_PROBLEM REQUIREMENTS_:
Exactly and only the lines from the one with "Type out the text in this image." through the end of the listing are to be transcribed, both ends included.

_MATERIALS PROVIDED_:
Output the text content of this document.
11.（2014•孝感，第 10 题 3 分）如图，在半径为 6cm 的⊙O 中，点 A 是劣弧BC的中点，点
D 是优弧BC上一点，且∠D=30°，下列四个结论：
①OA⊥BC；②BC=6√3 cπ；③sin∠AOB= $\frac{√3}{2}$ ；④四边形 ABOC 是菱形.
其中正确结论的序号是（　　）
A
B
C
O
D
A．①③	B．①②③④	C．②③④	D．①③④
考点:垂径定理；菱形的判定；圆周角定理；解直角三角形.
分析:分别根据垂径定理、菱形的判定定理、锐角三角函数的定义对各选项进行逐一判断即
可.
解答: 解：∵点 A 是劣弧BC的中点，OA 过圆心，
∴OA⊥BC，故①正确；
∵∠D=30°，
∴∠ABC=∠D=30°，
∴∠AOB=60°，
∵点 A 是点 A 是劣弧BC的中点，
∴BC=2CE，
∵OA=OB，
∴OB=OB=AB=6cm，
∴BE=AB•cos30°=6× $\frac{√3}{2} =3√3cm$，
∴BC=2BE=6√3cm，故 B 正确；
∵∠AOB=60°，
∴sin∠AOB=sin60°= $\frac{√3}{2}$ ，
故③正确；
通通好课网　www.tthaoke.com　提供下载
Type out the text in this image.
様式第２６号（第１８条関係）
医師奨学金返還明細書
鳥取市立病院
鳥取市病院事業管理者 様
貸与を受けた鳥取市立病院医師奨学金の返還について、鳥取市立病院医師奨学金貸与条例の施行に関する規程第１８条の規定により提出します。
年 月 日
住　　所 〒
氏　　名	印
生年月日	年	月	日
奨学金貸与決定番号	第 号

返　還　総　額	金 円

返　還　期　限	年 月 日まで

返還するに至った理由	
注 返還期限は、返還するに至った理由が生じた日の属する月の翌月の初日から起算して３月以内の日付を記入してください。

_WRITTEN REPLY_:
Type out the text in this image.
様式第２６号（第１８条関係）
医師奨学金返還明細書
鳥取市立病院
鳥取市病院事業管理者 様
貸与を受けた鳥取市立病院医師奨学金の返還について、鳥取市立病院医師奨学金貸与条例の施行に関する規程第１８条の規定により提出します。
年 月 日
住　　所 〒
氏　　名	印
生年月日	年	月	日
奨学金貸与決定番号	第 号

返　還　総　額	金 円

返　還　期　限	年 月 日まで

返還するに至った理由	
注 返還期限は、返還するに至った理由が生じた日の属する月の翌月の初日から起算して３月以内の日付を記入してください。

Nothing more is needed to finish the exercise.